- [PROBLEM DESCRIPTION]: The complete listing should be restated exactly.
___
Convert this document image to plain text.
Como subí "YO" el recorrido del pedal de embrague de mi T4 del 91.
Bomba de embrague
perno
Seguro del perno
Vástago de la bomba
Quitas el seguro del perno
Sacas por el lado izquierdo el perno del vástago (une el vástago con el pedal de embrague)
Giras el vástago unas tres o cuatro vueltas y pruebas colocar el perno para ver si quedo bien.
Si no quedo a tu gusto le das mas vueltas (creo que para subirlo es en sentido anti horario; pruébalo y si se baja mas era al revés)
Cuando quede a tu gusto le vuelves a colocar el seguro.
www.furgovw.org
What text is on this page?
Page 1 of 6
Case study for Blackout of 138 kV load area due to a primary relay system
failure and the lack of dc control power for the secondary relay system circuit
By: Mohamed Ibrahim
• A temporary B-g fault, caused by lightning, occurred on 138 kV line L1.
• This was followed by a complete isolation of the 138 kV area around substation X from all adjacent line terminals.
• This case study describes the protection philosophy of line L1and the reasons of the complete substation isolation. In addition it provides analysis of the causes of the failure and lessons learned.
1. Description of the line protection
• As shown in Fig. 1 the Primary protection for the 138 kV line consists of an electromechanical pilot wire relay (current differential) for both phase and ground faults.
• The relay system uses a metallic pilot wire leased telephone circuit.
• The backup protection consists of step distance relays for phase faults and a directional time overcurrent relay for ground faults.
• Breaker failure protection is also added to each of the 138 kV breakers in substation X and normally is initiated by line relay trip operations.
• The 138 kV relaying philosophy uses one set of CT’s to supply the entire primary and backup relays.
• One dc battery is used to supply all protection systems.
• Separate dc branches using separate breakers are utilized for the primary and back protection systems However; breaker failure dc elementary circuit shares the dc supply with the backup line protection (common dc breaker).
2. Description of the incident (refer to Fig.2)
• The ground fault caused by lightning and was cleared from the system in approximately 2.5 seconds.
___
- [RESULT OF THIS EXERCISE]:
Convert this document image to plain text.
Como subí "YO" el recorrido del pedal de embrague de mi T4 del 91.
Bomba de embrague
perno
Seguro del perno
Vástago de la bomba
Quitas el seguro del perno
Sacas por el lado izquierdo el perno del vástago (une el vástago con el pedal de embrague)
Giras el vástago unas tres o cuatro vueltas y pruebas colocar el perno para ver si quedo bien.
Si no quedo a tu gusto le das mas vueltas (creo que para subirlo es en sentido anti horario; pruébalo y si se baja mas era al revés)
Cuando quede a tu gusto le vuelves a colocar el seguro.
www.furgovw.org
What text is on this page?
Page 1 of 6
Case study for Blackout of 138 kV load area due to a primary relay system
failure and the lack of dc control power for the secondary relay system circuit
By: Mohamed Ibrahim
• A temporary B-g fault, caused by lightning, occurred on 138 kV line L1.
• This was followed by a complete isolation of the 138 kV area around substation X from all adjacent line terminals.
• This case study describes the protection philosophy of line L1and the reasons of the complete substation isolation. In addition it provides analysis of the causes of the failure and lessons learned.
1. Description of the line protection
• As shown in Fig. 1 the Primary protection for the 138 kV line consists of an electromechanical pilot wire relay (current differential) for both phase and ground faults.
• The relay system uses a metallic pilot wire leased telephone circuit.
• The backup protection consists of step distance relays for phase faults and a directional time overcurrent relay for ground faults.
• Breaker failure protection is also added to each of the 138 kV breakers in substation X and normally is initiated by line relay trip operations.
• The 138 kV relaying philosophy uses one set of CT’s to supply the entire primary and backup relays.
• One dc battery is used to supply all protection systems.
• Separate dc branches using separate breakers are utilized for the primary and back protection systems However; breaker failure dc elementary circuit shares the dc supply with the backup line protection (common dc breaker).
2. Description of the incident (refer to Fig.2)
• The ground fault caused by lightning and was cleared from the system in approximately 2.5 seconds.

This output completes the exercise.